**Stated exercise**
Every line that holds the string "Objectives" is to be identified and copied.

**Data shown**
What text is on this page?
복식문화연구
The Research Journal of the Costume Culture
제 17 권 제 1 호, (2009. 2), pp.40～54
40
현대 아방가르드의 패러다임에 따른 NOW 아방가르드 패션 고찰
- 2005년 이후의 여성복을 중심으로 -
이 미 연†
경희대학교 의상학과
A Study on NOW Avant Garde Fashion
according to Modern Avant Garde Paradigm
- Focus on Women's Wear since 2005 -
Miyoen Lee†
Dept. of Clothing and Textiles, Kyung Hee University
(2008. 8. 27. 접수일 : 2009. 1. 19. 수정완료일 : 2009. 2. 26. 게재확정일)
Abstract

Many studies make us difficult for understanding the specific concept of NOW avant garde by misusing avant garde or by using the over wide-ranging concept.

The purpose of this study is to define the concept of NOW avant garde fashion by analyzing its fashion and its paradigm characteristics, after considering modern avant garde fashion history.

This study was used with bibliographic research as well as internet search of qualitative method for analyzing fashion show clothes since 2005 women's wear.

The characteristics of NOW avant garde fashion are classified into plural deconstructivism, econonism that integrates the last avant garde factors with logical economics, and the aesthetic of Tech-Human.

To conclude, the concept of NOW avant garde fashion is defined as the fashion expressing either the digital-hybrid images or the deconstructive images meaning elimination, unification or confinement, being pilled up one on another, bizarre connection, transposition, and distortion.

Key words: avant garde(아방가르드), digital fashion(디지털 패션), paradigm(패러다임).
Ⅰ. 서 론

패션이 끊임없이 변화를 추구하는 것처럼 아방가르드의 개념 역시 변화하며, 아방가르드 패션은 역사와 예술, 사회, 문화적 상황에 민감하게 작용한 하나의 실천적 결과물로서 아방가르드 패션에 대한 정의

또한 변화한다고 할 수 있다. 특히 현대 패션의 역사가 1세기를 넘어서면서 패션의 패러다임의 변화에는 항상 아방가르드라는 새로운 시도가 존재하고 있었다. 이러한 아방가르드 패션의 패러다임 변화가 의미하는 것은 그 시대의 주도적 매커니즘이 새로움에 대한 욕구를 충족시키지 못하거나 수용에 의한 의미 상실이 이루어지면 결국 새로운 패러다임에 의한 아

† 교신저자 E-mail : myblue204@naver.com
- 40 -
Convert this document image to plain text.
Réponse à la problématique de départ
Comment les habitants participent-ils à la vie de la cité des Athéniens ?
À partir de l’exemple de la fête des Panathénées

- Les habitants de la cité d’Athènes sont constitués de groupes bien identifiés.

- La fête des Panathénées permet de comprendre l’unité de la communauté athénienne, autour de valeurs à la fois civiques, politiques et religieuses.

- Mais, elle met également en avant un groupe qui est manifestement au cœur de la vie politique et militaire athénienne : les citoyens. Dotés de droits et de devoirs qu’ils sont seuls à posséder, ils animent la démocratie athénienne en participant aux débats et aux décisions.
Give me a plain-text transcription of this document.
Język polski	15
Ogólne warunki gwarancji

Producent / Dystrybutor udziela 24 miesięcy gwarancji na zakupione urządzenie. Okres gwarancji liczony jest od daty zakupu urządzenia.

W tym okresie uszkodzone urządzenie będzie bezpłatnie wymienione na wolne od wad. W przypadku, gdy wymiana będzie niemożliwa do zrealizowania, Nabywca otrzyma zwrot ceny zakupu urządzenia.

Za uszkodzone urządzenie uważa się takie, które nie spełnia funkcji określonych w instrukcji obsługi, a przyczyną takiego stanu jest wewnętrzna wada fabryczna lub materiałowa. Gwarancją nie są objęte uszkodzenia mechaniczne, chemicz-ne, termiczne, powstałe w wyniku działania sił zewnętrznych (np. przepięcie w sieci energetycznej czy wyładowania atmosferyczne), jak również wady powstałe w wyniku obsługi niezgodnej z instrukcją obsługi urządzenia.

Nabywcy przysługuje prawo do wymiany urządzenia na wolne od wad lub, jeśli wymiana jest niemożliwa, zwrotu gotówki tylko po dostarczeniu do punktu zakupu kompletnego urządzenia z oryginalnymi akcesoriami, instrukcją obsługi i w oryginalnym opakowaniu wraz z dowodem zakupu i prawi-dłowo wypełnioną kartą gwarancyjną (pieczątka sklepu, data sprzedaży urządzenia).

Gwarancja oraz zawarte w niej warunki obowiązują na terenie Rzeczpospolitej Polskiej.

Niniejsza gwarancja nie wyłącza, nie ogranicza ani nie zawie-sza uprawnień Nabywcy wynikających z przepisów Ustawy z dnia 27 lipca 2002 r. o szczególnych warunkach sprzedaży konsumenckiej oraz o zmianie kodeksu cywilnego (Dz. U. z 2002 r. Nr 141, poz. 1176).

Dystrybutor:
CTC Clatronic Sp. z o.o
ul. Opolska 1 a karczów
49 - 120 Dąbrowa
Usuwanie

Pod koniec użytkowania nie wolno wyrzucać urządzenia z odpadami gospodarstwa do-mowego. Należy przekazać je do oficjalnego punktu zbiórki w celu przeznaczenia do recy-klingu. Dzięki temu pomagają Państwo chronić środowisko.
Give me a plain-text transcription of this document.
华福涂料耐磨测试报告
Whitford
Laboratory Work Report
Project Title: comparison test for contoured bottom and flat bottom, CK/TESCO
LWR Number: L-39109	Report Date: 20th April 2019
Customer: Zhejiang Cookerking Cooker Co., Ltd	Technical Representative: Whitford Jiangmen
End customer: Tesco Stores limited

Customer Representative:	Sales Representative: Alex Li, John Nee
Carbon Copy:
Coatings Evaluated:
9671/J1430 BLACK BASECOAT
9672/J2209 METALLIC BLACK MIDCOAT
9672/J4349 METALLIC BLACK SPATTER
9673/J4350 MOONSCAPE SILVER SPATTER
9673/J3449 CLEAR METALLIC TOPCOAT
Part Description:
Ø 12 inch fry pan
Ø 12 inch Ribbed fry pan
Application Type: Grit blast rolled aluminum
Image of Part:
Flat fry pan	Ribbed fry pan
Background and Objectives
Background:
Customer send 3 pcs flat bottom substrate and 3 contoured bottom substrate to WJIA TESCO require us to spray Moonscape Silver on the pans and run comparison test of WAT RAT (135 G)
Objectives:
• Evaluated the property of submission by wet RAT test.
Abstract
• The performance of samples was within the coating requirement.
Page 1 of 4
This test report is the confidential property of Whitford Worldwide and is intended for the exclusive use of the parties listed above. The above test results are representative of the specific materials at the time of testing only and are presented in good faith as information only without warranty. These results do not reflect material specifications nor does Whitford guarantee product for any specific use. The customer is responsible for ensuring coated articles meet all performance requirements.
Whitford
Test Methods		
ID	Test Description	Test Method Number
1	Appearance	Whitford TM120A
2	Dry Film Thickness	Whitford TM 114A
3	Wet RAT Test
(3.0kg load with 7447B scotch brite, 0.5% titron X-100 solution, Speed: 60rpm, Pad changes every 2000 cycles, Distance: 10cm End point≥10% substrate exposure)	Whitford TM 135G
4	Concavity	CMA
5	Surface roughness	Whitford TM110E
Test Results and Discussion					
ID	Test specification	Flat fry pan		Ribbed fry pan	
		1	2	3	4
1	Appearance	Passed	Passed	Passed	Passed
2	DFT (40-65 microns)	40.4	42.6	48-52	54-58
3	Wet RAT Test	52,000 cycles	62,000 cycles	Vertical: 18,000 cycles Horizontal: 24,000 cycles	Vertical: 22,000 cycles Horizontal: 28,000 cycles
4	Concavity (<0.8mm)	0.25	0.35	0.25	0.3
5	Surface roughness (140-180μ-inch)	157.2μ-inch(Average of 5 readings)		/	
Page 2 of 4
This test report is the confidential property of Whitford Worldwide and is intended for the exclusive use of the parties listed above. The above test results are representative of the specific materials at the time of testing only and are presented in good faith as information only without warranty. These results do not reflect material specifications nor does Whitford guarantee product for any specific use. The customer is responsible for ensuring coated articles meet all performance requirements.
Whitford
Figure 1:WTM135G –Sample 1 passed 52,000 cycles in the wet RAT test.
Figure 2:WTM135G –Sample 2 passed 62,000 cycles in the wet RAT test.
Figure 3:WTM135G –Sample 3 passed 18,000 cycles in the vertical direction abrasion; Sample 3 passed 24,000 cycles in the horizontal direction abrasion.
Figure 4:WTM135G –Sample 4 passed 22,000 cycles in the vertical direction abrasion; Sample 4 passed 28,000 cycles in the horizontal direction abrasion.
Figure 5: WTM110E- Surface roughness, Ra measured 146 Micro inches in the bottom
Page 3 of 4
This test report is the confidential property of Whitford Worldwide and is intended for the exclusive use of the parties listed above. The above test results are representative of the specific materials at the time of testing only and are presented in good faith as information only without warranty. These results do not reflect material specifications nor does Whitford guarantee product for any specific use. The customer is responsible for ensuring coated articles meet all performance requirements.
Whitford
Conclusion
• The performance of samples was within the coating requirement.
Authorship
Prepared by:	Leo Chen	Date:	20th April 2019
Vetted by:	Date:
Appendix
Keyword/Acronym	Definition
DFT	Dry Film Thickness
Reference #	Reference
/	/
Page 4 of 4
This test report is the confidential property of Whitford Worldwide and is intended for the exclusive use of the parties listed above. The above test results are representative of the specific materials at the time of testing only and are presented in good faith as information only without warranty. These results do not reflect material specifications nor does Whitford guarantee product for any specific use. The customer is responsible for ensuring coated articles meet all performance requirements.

**Completed exercise**
Background and Objectives
Objectives:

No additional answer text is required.